EXCERPT TO READ »
☆ ☆ ☆ ☆
# JR Bremer answers



## truebluefan (May 27, 2002)

Basketballboards.Net would like to thank Brendan Biryla and JR Bremer for taking time to answer these questions for us!! 


*rynobot*

JR, what feelings went threw you when you didn't hear your name announced during the 2002 NBA Draft?

*JR Bremer: “It was a tough time for me, my family and friends were all gathered together waiting for that moment that never came. Things have worked out for the best for me since then but it was a very uncertain time in my life. ”*

*Jemel Irief*

JR, after going undrafted did you honestly see yourself becoming the 3rd option on a NBA team this early in your career? Also how did you keep your confidence in the early part of the season when you weren't getting minutes? Do you consider not being drafted a blessing because you'll be a free agent sooner?

Thanks and good luck!

*JR Bremer: “Coming to the Celtics I had visions of being a scoring threat along with Paul and Antoine but I knew if I was going to have a place on the team I would have to prove it with my point guard skills first, with the passing and court vision. The reason I was able to keep my confidence up even though the minutes were low was because I was performing well in practice, so even though the fans didn’t know much about me, my teammates knew I could play and for a rookie, I think that is more important, to have the support of your teammates.*

*Damian Necronamous*

JR, do you see yourself staying in Boston for a while?
☆ ☆ ☆ ☆
EXCERPTED DATA »
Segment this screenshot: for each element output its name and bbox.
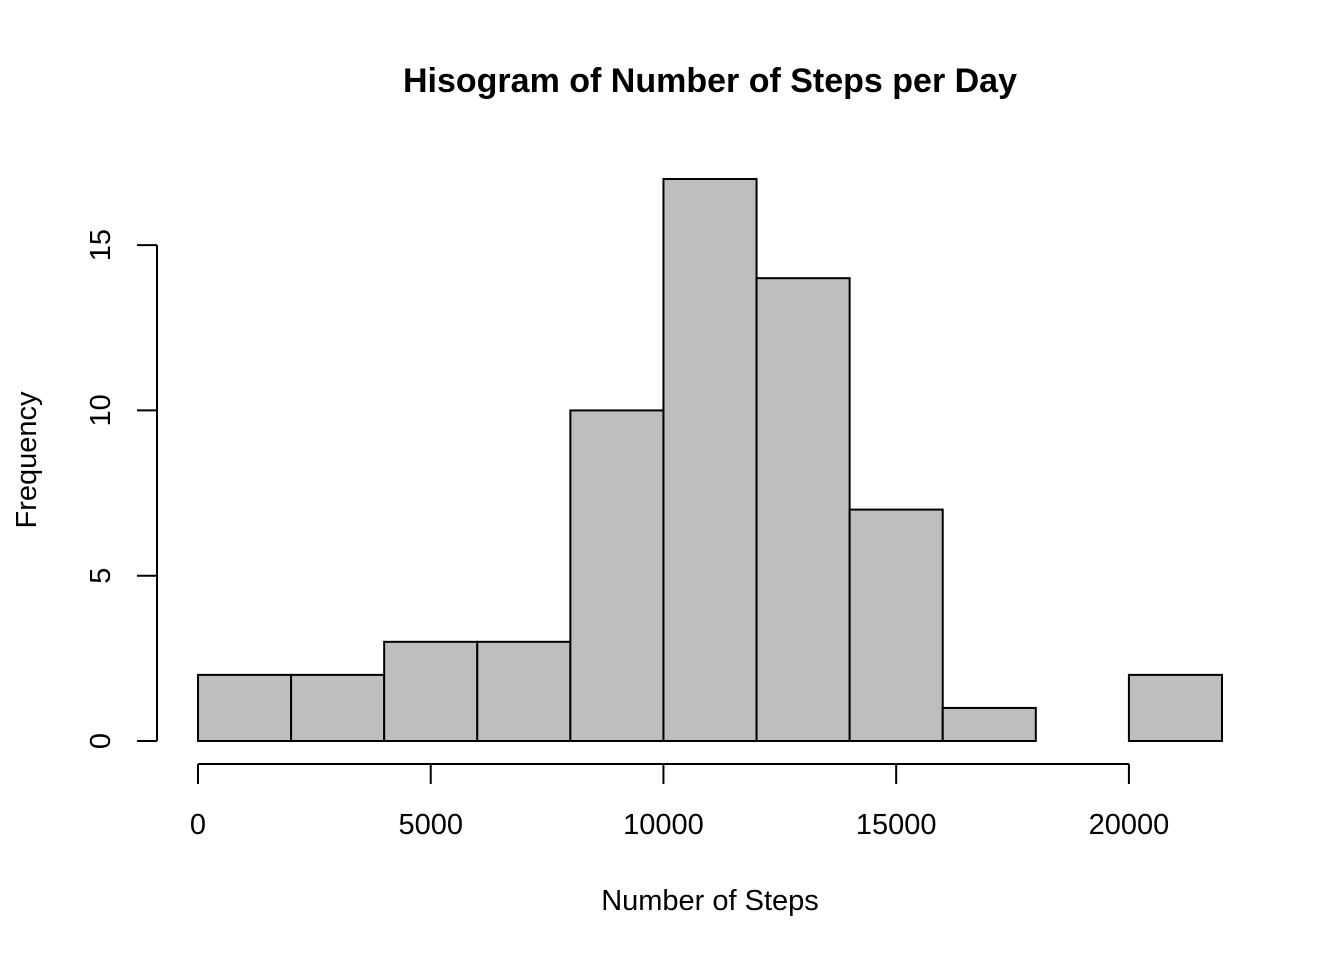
x-tick-label-10000: 10000 <box>623 809 704 841</box>
x-axis: 0 5000 10000 15000 20000 <box>190 763 1170 841</box>
chart-title: Hisogram of Number of Steps per Day <box>403 62 1017 100</box>
histogram-bar-7 <box>848 508 944 742</box>
x-tick-label-0: 0 <box>190 809 206 841</box>
histogram-bar-4 <box>569 409 665 742</box>
x-axis-label: Number of Steps <box>601 885 819 917</box>
histogram-bar-2 <box>383 640 479 743</box>
histogram-bar-5 <box>662 178 758 742</box>
y-tick-label-5: 5 <box>85 568 117 584</box>
y-tick-label-15: 15 <box>85 229 117 261</box>
histogram-bar-8 <box>941 706 1037 742</box>
histogram-bar-1 <box>290 673 386 742</box>
bars-group <box>197 178 1223 743</box>
x-tick-label-15000: 15000 <box>856 809 937 841</box>
histogram-bar-6 <box>755 277 851 742</box>
histogram-bar-10 <box>1127 673 1223 742</box>
x-tick-label-20000: 20000 <box>1089 809 1170 841</box>
histogram-bar-0 <box>197 673 293 742</box>
y-tick-label-10: 10 <box>85 394 117 426</box>
x-tick-label-5000: 5000 <box>398 809 463 841</box>
y-tick-label-0: 0 <box>85 733 117 749</box>
histogram-bar-3 <box>476 640 572 743</box>
y-axis-label: Frequency <box>11 391 43 529</box>
y-axis: 0 5 10 15 <box>85 229 158 749</box>
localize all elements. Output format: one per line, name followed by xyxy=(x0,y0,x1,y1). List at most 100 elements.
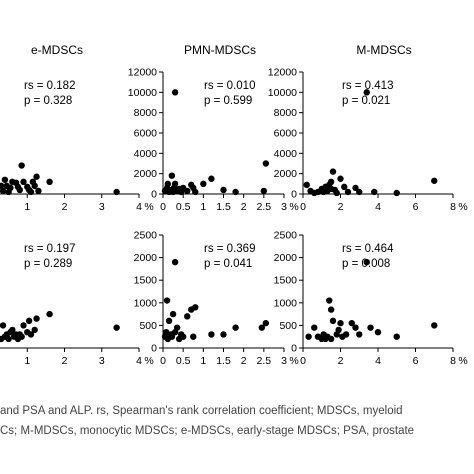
data-point xyxy=(337,175,344,182)
panel-3: M-MDSCs 0 2000 4000 6000 8000 10000 12000 0 2 4 6 8%… xyxy=(268,43,468,213)
data-point xyxy=(232,188,239,196)
x-tick-label: 2 xyxy=(62,355,68,367)
x-tick-label: 3 xyxy=(99,201,105,213)
stat-p: p = 0.021 xyxy=(342,95,390,107)
x-tick-label: 8 xyxy=(450,201,456,213)
data-point xyxy=(371,188,378,196)
data-point xyxy=(374,328,382,336)
data-point xyxy=(0,322,7,329)
y-tick-label: 4000 xyxy=(274,148,298,160)
data-point xyxy=(311,324,318,331)
data-point xyxy=(163,328,170,336)
data-point xyxy=(184,187,191,195)
data-point xyxy=(431,177,438,184)
stat-rs: rs = 0.413 xyxy=(342,80,393,92)
data-point xyxy=(327,178,335,185)
x-tick-label: 1 xyxy=(200,201,206,213)
y-tick-label: 12000 xyxy=(268,67,297,79)
data-point xyxy=(192,188,199,196)
y-tick-label: 6000 xyxy=(134,128,158,140)
y-tick-label: 1000 xyxy=(274,297,298,309)
x-tick-label: 1 xyxy=(24,201,30,213)
x-tick-label: 0.5 xyxy=(176,201,191,213)
x-unit-label: % xyxy=(144,355,153,367)
data-point xyxy=(344,188,352,196)
x-unit-label: % xyxy=(289,355,298,367)
stat-rs: rs = 0.369 xyxy=(204,243,255,255)
data-point xyxy=(33,173,40,180)
x-tick-label: 6 xyxy=(413,201,419,213)
x-unit-label: % xyxy=(458,355,467,367)
x-tick-label: 2 xyxy=(62,201,68,213)
x-tick-label: 2.5 xyxy=(257,355,272,367)
data-point xyxy=(25,317,33,325)
x-tick-label: 0 xyxy=(160,201,166,213)
stat-rs: rs = 0.464 xyxy=(342,243,394,255)
data-point xyxy=(327,335,335,343)
data-point xyxy=(190,333,197,340)
data-point xyxy=(31,326,38,334)
data-point xyxy=(171,180,179,188)
x-tick-label: 3 xyxy=(99,355,105,367)
y-tick-label: 6000 xyxy=(274,128,298,140)
y-tick-label: 0 xyxy=(291,343,297,355)
stat-rs: rs = 0.182 xyxy=(24,80,75,92)
y-tick-label: 12000 xyxy=(128,67,157,79)
data-point xyxy=(27,188,35,196)
data-point xyxy=(329,168,337,175)
data-point xyxy=(262,319,270,327)
data-point xyxy=(171,258,179,266)
data-point xyxy=(200,180,207,188)
x-unit-label: % xyxy=(144,201,153,213)
x-tick-label: 6 xyxy=(413,355,419,367)
data-point xyxy=(220,186,227,194)
data-point xyxy=(168,172,176,179)
data-point xyxy=(0,182,5,190)
x-tick-label: 1 xyxy=(24,355,30,367)
data-point xyxy=(46,310,53,318)
data-point xyxy=(303,181,310,189)
panel-title: e-MDSCs xyxy=(31,43,83,57)
data-point xyxy=(393,333,400,340)
y-tick-label: 2500 xyxy=(274,230,298,242)
panel-1: e-MDSCs 1 2 3 4 % rs = 0.182 p = 0.328 xyxy=(0,43,154,213)
data-point xyxy=(431,322,438,329)
x-tick-label: 0 xyxy=(300,201,306,213)
y-tick-label: 1000 xyxy=(134,297,158,309)
x-tick-label: 4 xyxy=(375,355,381,367)
data-point xyxy=(20,322,27,329)
data-point xyxy=(329,317,337,325)
y-tick-label: 1500 xyxy=(134,275,158,287)
data-point xyxy=(348,319,355,327)
data-point xyxy=(208,175,215,182)
data-point xyxy=(363,89,370,96)
data-point xyxy=(363,258,370,266)
data-point xyxy=(367,324,374,331)
stat-p: p = 0.289 xyxy=(24,258,72,270)
data-point xyxy=(208,331,215,338)
x-tick-label: 1.5 xyxy=(216,355,231,367)
data-point xyxy=(337,319,344,327)
data-point xyxy=(7,184,14,192)
y-tick-label: 0 xyxy=(151,189,157,201)
stat-p: p = 0.041 xyxy=(204,258,252,270)
x-tick-label: 4 xyxy=(136,355,142,367)
data-point xyxy=(335,326,342,334)
data-point xyxy=(305,333,312,340)
data-point xyxy=(179,333,187,340)
data-point xyxy=(171,89,179,96)
data-point xyxy=(169,310,177,318)
stat-rs: rs = 0.010 xyxy=(204,80,255,92)
x-tick-label: 4 xyxy=(375,201,381,213)
y-tick-label: 500 xyxy=(279,320,297,332)
y-tick-label: 2000 xyxy=(274,168,298,180)
panel-5: 0 500 1000 1500 2000 2500 0 0.5 1 1.5 2 2.5 3 % rs = 0… xyxy=(134,230,299,368)
y-tick-label: 1500 xyxy=(274,275,298,287)
data-point xyxy=(258,324,266,331)
data-point xyxy=(342,331,350,338)
x-tick-label: 1 xyxy=(200,355,206,367)
data-point xyxy=(356,331,363,338)
y-tick-label: 500 xyxy=(139,320,157,332)
x-tick-label: 0 xyxy=(300,355,306,367)
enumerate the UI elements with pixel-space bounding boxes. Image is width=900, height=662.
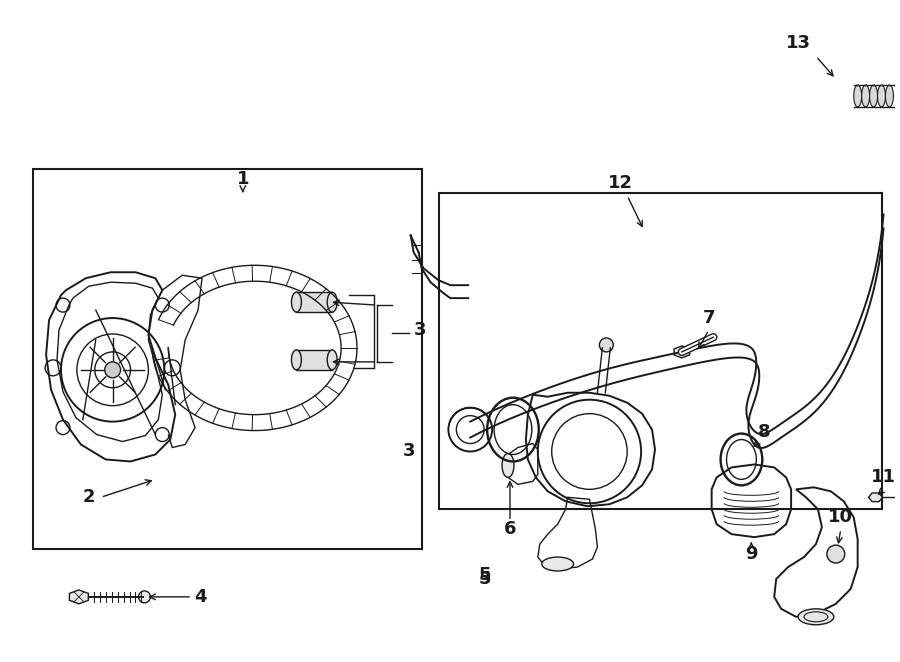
☆ ☆ ☆ ☆
WORK TO COMPLETE »
1. In the JR Bremer interview, find the sentence "Things have worked out for the best for me since then but it was a very uncertain time in my life." and render it in Spanish.
2. According to the JR Bremer interview, alongside which two players did Bremer picture himself as a scoring threat when he came to the Celtics?
3. Take the JR Bremer interview further, picking up right after its last line.

ANSWERS FOR THE TASKS »
1. Desde entonces las cosas me han salido de la mejor manera, pero fue una época muy incierta en mi vida.

2. Paul and Antoine.

3.
What do you think that you bring to the table that helps the Celtics? 

What was your favorite team, and who was your favorite player growing up?

Thanks, good luck!

*JR Bremer: “I can see myself staying in Boston for a long time, I love the city of Boston and I like the organization, I am under contract through next year and hope that they choose to keep me around. I know I can shoot the three like Jim O’Brien wants our team to do but I hope to make an impact passing the ball and running the offense through the other players on the floor. Being from Cleveland, naturally I grew up liking the Cavs, but Boston has always been a favorite of mine when they were on TV in my area.*

*Showtyme*

JR, what's your feeling about the status of a "starter"? Especially with Antoine Walker and Paul Pierce being so central to your offense, do you feel that the guys respect you as a floor general, or do you feel that your role is more of just a guard, one who plays defense and steps up when called upon? 

Also, do you feel that you CAN be a floor general for the Celts or any other team in the NBA, one who really commands the tempo of the game and controls the team's play?

*JR Bremer: “Right now I recognize the fact that the Boston Celtics go as Antoine and Paul go. As I develop as an NBA point guard I will be able to have more of an influence on the game beyond just scoring some threes or driving to the hoop every now and then. So to answer your question, yes I believe I have it in me to be a floor general and everyday game I get a little closer to that.*

*CavemanDoctor*

What one basketball player has inspired you the most throughout your life?

What's your relationship like with Paul, 'toine, and the rest of the Celtics? Do you guys hang out off the court, etc.?

Thanks. btw, I like your style of play.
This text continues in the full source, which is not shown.